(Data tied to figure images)
################
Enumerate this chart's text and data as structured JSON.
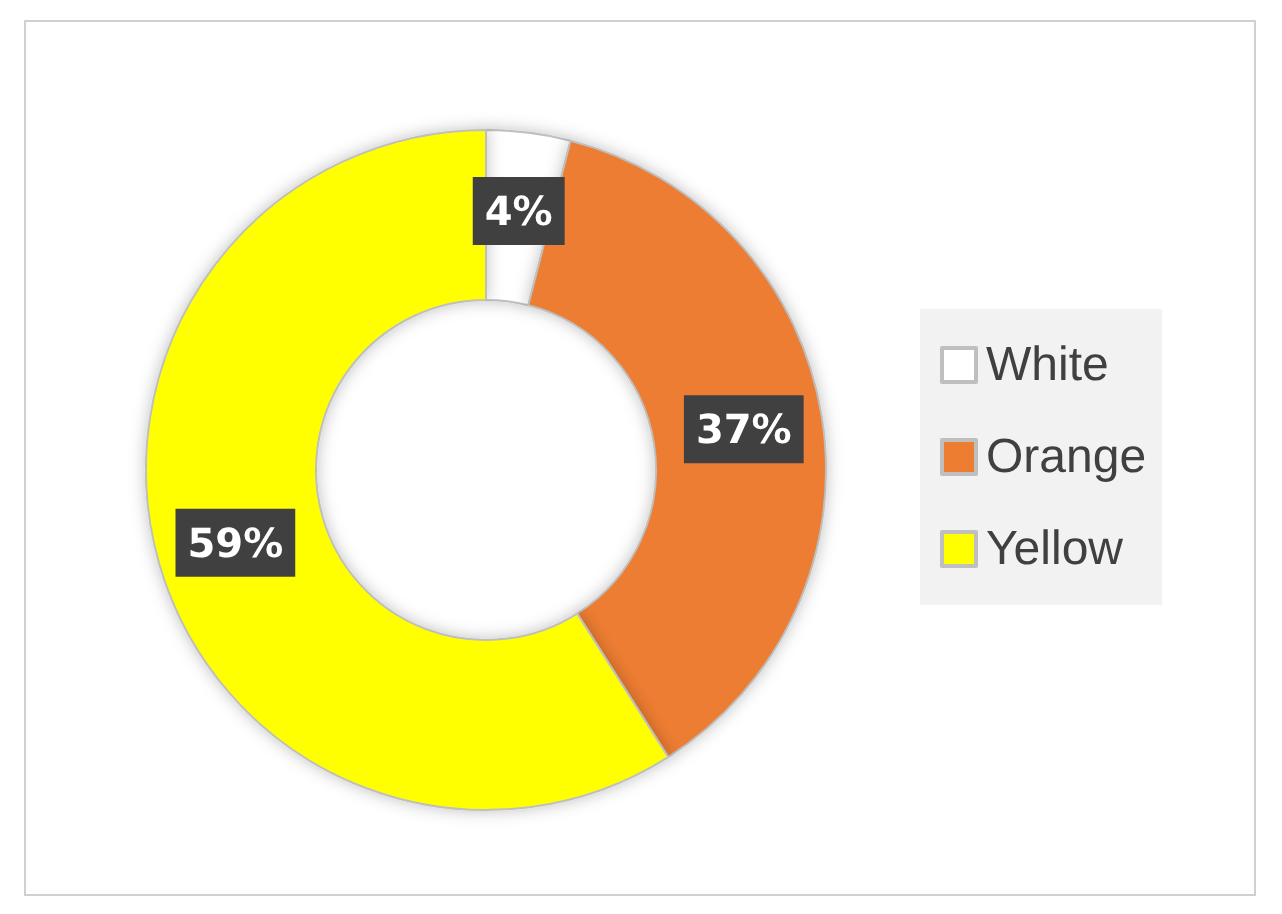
{
  "chart_data": {
    "type": "donut",
    "categories": [
      "White",
      "Orange",
      "Yellow"
    ],
    "values": [
      4,
      37,
      59
    ],
    "colors": [
      "#ffffff",
      "#ed7d31",
      "#ffff00"
    ],
    "value_labels": [
      "4%",
      "37%",
      "59%"
    ],
    "legend": "right"
  }
}
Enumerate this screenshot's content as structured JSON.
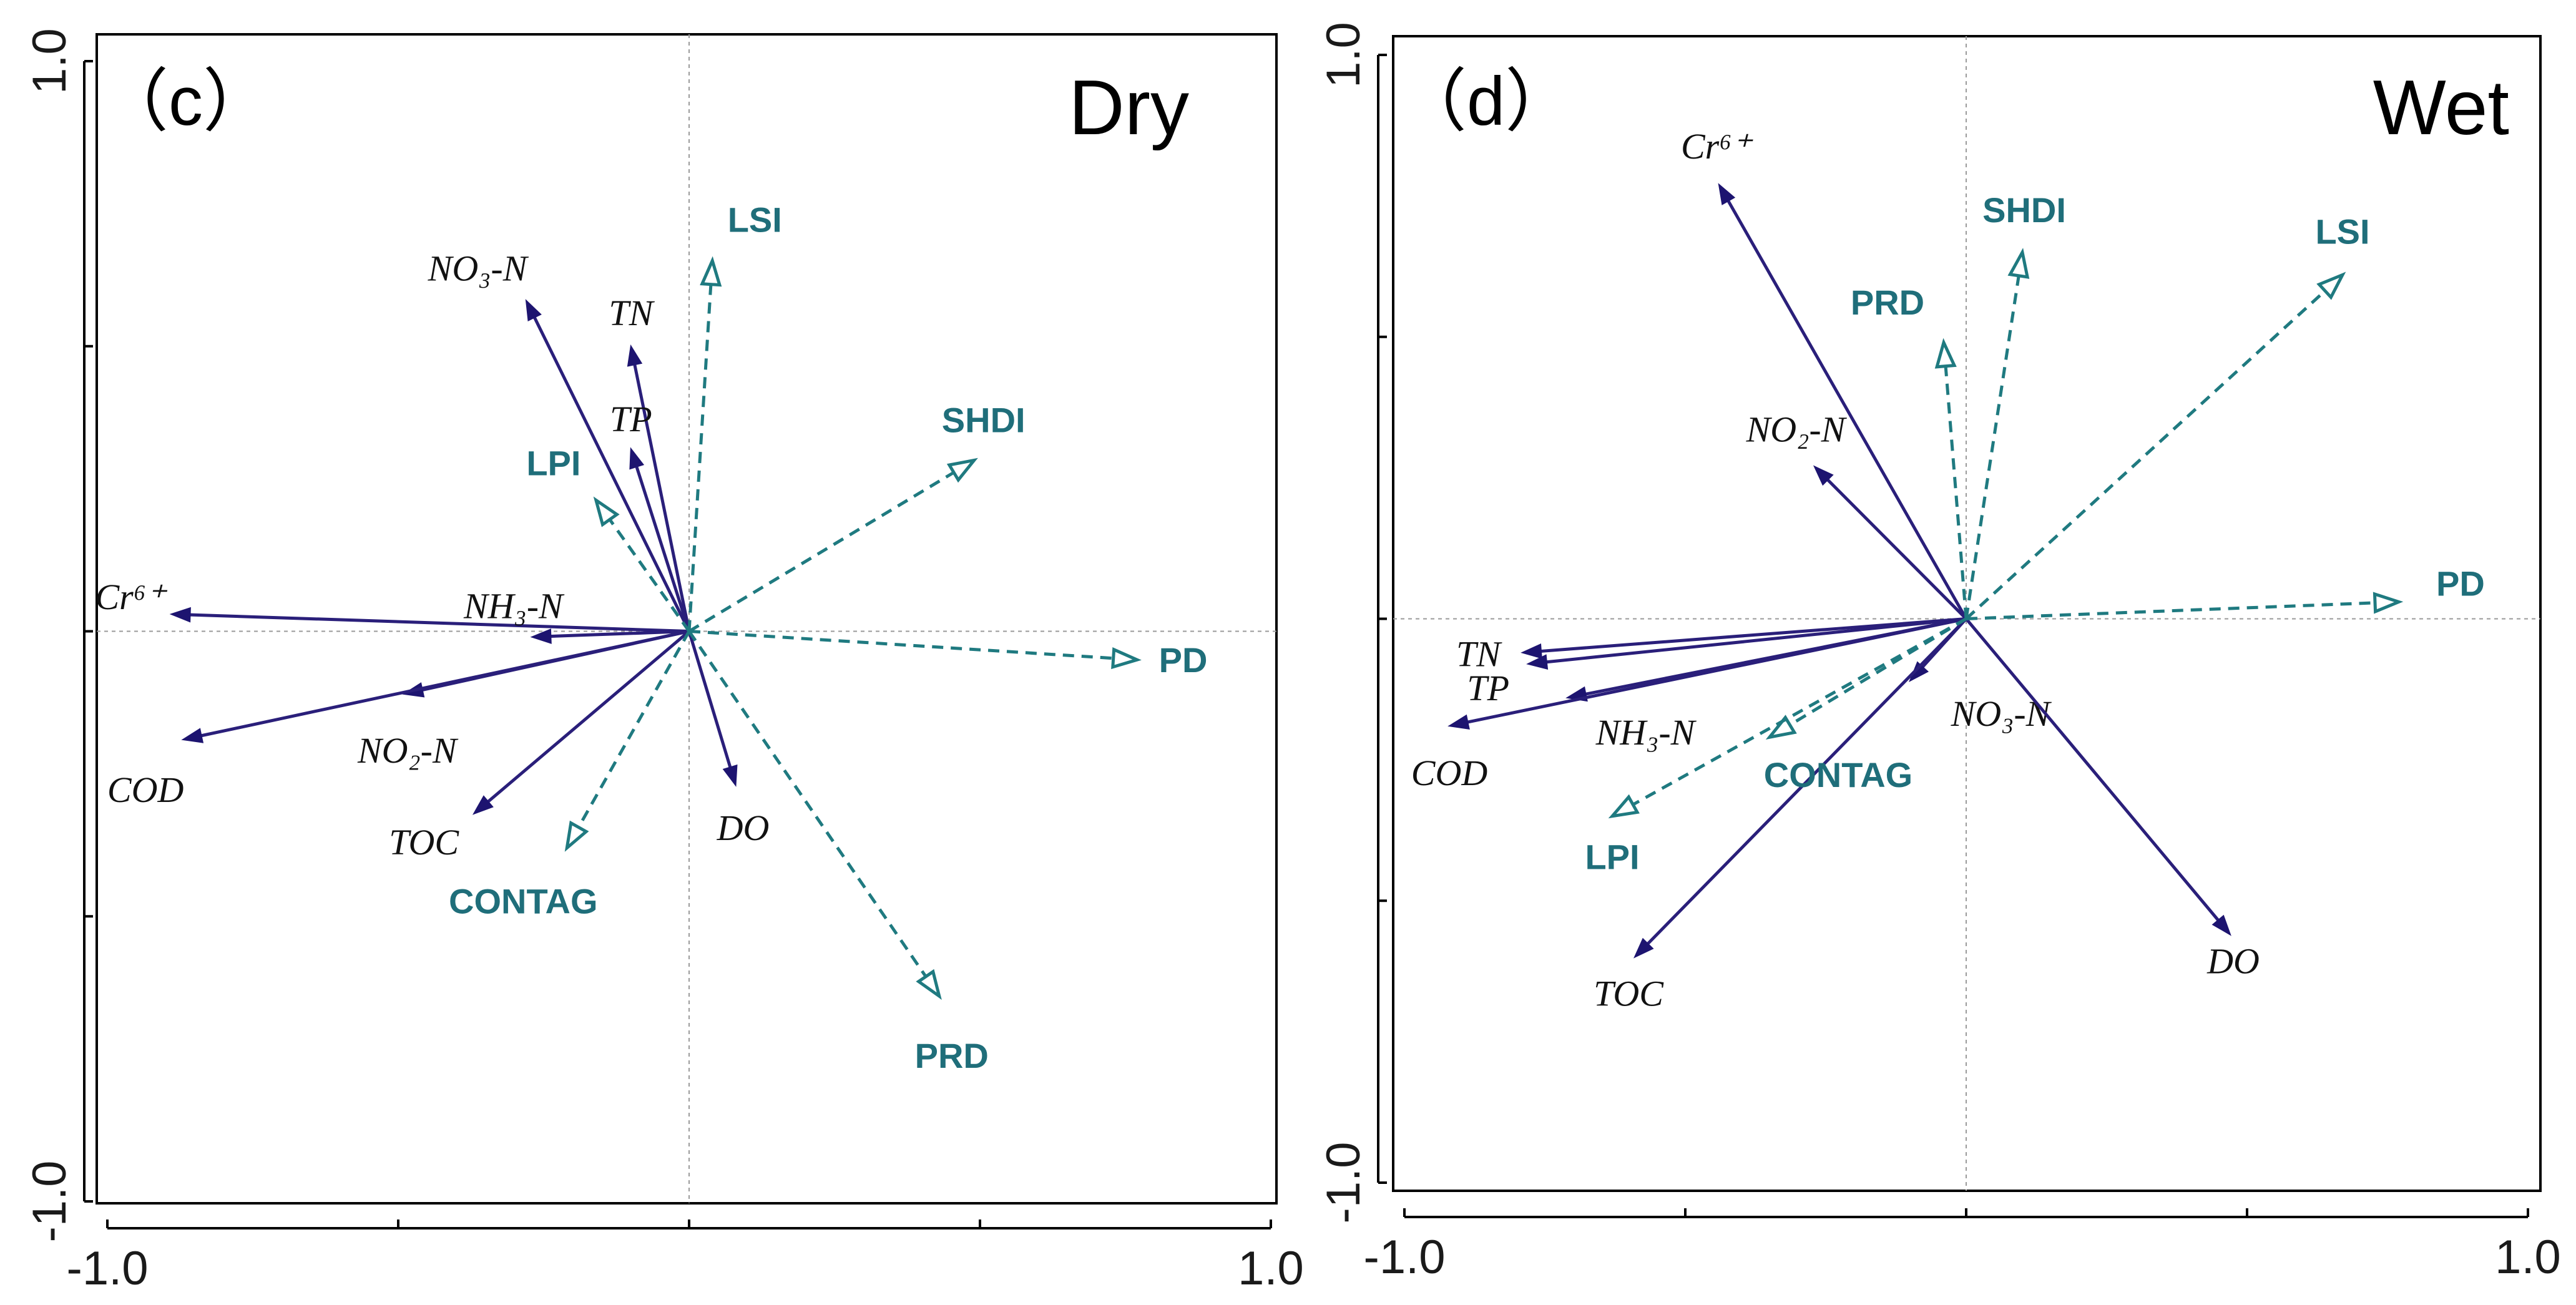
{
  "chart_data": [
    {
      "type": "scatter",
      "panel_label": "（c）",
      "title": "Dry",
      "xlim": [
        -1.0,
        1.0
      ],
      "ylim": [
        -1.0,
        1.0
      ],
      "x_tick_labels": [
        "-1.0",
        "1.0"
      ],
      "y_tick_labels": [
        "1.0",
        "-1.0"
      ],
      "grid": false,
      "environment_vectors": [
        {
          "label": "NO₃-N",
          "x": -0.28,
          "y": 0.58
        },
        {
          "label": "TN",
          "x": -0.1,
          "y": 0.5
        },
        {
          "label": "TP",
          "x": -0.1,
          "y": 0.32
        },
        {
          "label": "Cr⁶⁺",
          "x": -0.89,
          "y": 0.03
        },
        {
          "label": "NH₃-N",
          "x": -0.27,
          "y": -0.01
        },
        {
          "label": "NO₂-N",
          "x": -0.49,
          "y": -0.11
        },
        {
          "label": "COD",
          "x": -0.87,
          "y": -0.19
        },
        {
          "label": "TOC",
          "x": -0.37,
          "y": -0.32
        },
        {
          "label": "DO",
          "x": 0.08,
          "y": -0.27
        }
      ],
      "landscape_vectors": [
        {
          "label": "LSI",
          "x": 0.04,
          "y": 0.65
        },
        {
          "label": "LPI",
          "x": -0.16,
          "y": 0.23
        },
        {
          "label": "SHDI",
          "x": 0.49,
          "y": 0.3
        },
        {
          "label": "PD",
          "x": 0.77,
          "y": -0.05
        },
        {
          "label": "CONTAG",
          "x": -0.21,
          "y": -0.38
        },
        {
          "label": "PRD",
          "x": 0.43,
          "y": -0.64
        }
      ]
    },
    {
      "type": "scatter",
      "panel_label": "（d）",
      "title": "Wet",
      "xlim": [
        -1.0,
        1.0
      ],
      "ylim": [
        -1.0,
        1.0
      ],
      "x_tick_labels": [
        "-1.0",
        "1.0"
      ],
      "y_tick_labels": [
        "1.0",
        "-1.0"
      ],
      "grid": false,
      "environment_vectors": [
        {
          "label": "Cr⁶⁺",
          "x": -0.44,
          "y": 0.77
        },
        {
          "label": "NO₂-N",
          "x": -0.27,
          "y": 0.27
        },
        {
          "label": "TN",
          "x": -0.79,
          "y": -0.06
        },
        {
          "label": "TP",
          "x": -0.78,
          "y": -0.08
        },
        {
          "label": "NH₃-N",
          "x": -0.71,
          "y": -0.14
        },
        {
          "label": "COD",
          "x": -0.92,
          "y": -0.19
        },
        {
          "label": "NO₃-N",
          "x": -0.1,
          "y": -0.11
        },
        {
          "label": "TOC",
          "x": -0.59,
          "y": -0.6
        },
        {
          "label": "DO",
          "x": 0.47,
          "y": -0.56
        }
      ],
      "landscape_vectors": [
        {
          "label": "SHDI",
          "x": 0.1,
          "y": 0.65
        },
        {
          "label": "PRD",
          "x": -0.04,
          "y": 0.49
        },
        {
          "label": "LSI",
          "x": 0.67,
          "y": 0.61
        },
        {
          "label": "PD",
          "x": 0.77,
          "y": 0.03
        },
        {
          "label": "CONTAG",
          "x": -0.35,
          "y": -0.21
        },
        {
          "label": "LPI",
          "x": -0.63,
          "y": -0.35
        }
      ]
    }
  ]
}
################
**Stated task**
Copy out the whole listing exactly, and don't carry over any pictures.

**Exercise result**
Enumerate this chart's text and data as structured JSON.
{
  "chart_data": {
    "type": "donut",
    "categories": [
      "White",
      "Orange",
      "Yellow"
    ],
    "values": [
      4,
      37,
      59
    ],
    "colors": [
      "#ffffff",
      "#ed7d31",
      "#ffff00"
    ],
    "value_labels": [
      "4%",
      "37%",
      "59%"
    ],
    "legend": "right"
  }
}
Enumerate this screenshot's content as structured JSON.
{
  "chart_data": [
    {
      "type": "scatter",
      "panel_label": "（c）",
      "title": "Dry",
      "xlim": [
        -1.0,
        1.0
      ],
      "ylim": [
        -1.0,
        1.0
      ],
      "x_tick_labels": [
        "-1.0",
        "1.0"
      ],
      "y_tick_labels": [
        "1.0",
        "-1.0"
      ],
      "grid": false,
      "environment_vectors": [
        {
          "label": "NO₃-N",
          "x": -0.28,
          "y": 0.58
        },
        {
          "label": "TN",
          "x": -0.1,
          "y": 0.5
        },
        {
          "label": "TP",
          "x": -0.1,
          "y": 0.32
        },
        {
          "label": "Cr⁶⁺",
          "x": -0.89,
          "y": 0.03
        },
        {
          "label": "NH₃-N",
          "x": -0.27,
          "y": -0.01
        },
        {
          "label": "NO₂-N",
          "x": -0.49,
          "y": -0.11
        },
        {
          "label": "COD",
          "x": -0.87,
          "y": -0.19
        },
        {
          "label": "TOC",
          "x": -0.37,
          "y": -0.32
        },
        {
          "label": "DO",
          "x": 0.08,
          "y": -0.27
        }
      ],
      "landscape_vectors": [
        {
          "label": "LSI",
          "x": 0.04,
          "y": 0.65
        },
        {
          "label": "LPI",
          "x": -0.16,
          "y": 0.23
        },
        {
          "label": "SHDI",
          "x": 0.49,
          "y": 0.3
        },
        {
          "label": "PD",
          "x": 0.77,
          "y": -0.05
        },
        {
          "label": "CONTAG",
          "x": -0.21,
          "y": -0.38
        },
        {
          "label": "PRD",
          "x": 0.43,
          "y": -0.64
        }
      ]
    },
    {
      "type": "scatter",
      "panel_label": "（d）",
      "title": "Wet",
      "xlim": [
        -1.0,
        1.0
      ],
      "ylim": [
        -1.0,
        1.0
      ],
      "x_tick_labels": [
        "-1.0",
        "1.0"
      ],
      "y_tick_labels": [
        "1.0",
        "-1.0"
      ],
      "grid": false,
      "environment_vectors": [
        {
          "label": "Cr⁶⁺",
          "x": -0.44,
          "y": 0.77
        },
        {
          "label": "NO₂-N",
          "x": -0.27,
          "y": 0.27
        },
        {
          "label": "TN",
          "x": -0.79,
          "y": -0.06
        },
        {
          "label": "TP",
          "x": -0.78,
          "y": -0.08
        },
        {
          "label": "NH₃-N",
          "x": -0.71,
          "y": -0.14
        },
        {
          "label": "COD",
          "x": -0.92,
          "y": -0.19
        },
        {
          "label": "NO₃-N",
          "x": -0.1,
          "y": -0.11
        },
        {
          "label": "TOC",
          "x": -0.59,
          "y": -0.6
        },
        {
          "label": "DO",
          "x": 0.47,
          "y": -0.56
        }
      ],
      "landscape_vectors": [
        {
          "label": "SHDI",
          "x": 0.1,
          "y": 0.65
        },
        {
          "label": "PRD",
          "x": -0.04,
          "y": 0.49
        },
        {
          "label": "LSI",
          "x": 0.67,
          "y": 0.61
        },
        {
          "label": "PD",
          "x": 0.77,
          "y": 0.03
        },
        {
          "label": "CONTAG",
          "x": -0.35,
          "y": -0.21
        },
        {
          "label": "LPI",
          "x": -0.63,
          "y": -0.35
        }
      ]
    }
  ]
}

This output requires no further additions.